__Exercise inputs__:
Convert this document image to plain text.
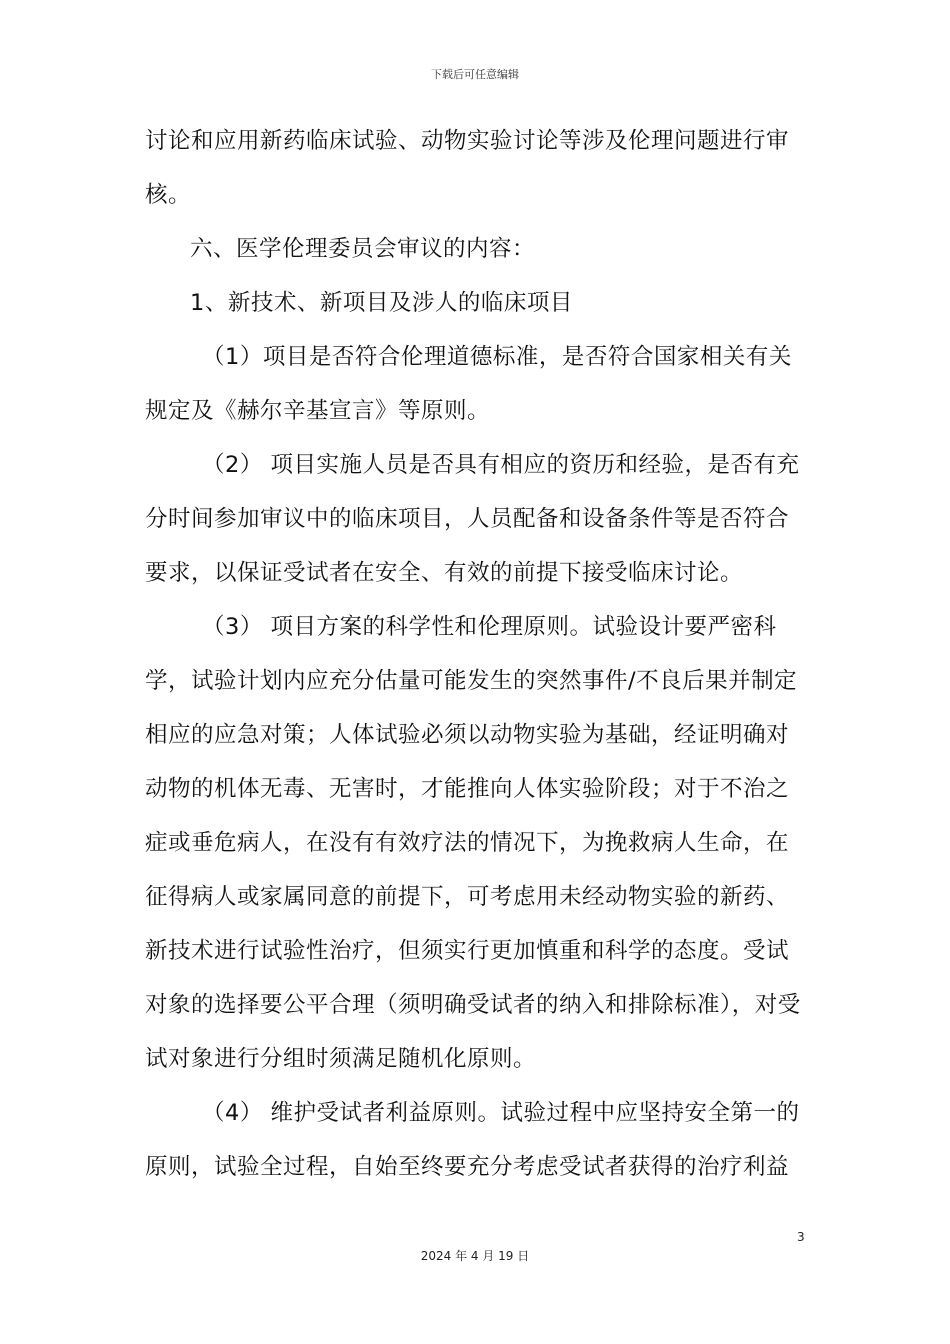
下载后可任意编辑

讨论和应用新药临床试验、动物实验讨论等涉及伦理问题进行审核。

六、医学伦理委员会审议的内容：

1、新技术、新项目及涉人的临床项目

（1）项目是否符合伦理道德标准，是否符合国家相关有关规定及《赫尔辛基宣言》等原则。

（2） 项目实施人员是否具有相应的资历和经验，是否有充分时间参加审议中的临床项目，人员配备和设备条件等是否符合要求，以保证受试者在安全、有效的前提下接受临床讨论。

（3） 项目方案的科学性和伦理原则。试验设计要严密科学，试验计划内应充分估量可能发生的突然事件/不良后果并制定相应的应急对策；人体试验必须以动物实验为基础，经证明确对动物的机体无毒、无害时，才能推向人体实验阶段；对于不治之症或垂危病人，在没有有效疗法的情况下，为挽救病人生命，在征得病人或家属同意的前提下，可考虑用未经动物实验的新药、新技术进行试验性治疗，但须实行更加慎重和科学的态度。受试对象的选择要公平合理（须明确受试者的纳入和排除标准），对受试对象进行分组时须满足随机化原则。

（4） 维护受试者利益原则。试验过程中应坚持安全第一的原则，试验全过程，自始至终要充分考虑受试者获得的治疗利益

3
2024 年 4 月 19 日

__What to produce__:
Print all entries exactly. The images do not belong in the copy.

__Solved problem__:
Convert this document image to plain text.
下载后可任意编辑

讨论和应用新药临床试验、动物实验讨论等涉及伦理问题进行审核。

六、医学伦理委员会审议的内容：

1、新技术、新项目及涉人的临床项目

（1）项目是否符合伦理道德标准，是否符合国家相关有关规定及《赫尔辛基宣言》等原则。

（2） 项目实施人员是否具有相应的资历和经验，是否有充分时间参加审议中的临床项目，人员配备和设备条件等是否符合要求，以保证受试者在安全、有效的前提下接受临床讨论。

（3） 项目方案的科学性和伦理原则。试验设计要严密科学，试验计划内应充分估量可能发生的突然事件/不良后果并制定相应的应急对策；人体试验必须以动物实验为基础，经证明确对动物的机体无毒、无害时，才能推向人体实验阶段；对于不治之症或垂危病人，在没有有效疗法的情况下，为挽救病人生命，在征得病人或家属同意的前提下，可考虑用未经动物实验的新药、新技术进行试验性治疗，但须实行更加慎重和科学的态度。受试对象的选择要公平合理（须明确受试者的纳入和排除标准），对受试对象进行分组时须满足随机化原则。

（4） 维护受试者利益原则。试验过程中应坚持安全第一的原则，试验全过程，自始至终要充分考虑受试者获得的治疗利益

3
2024 年 4 月 19 日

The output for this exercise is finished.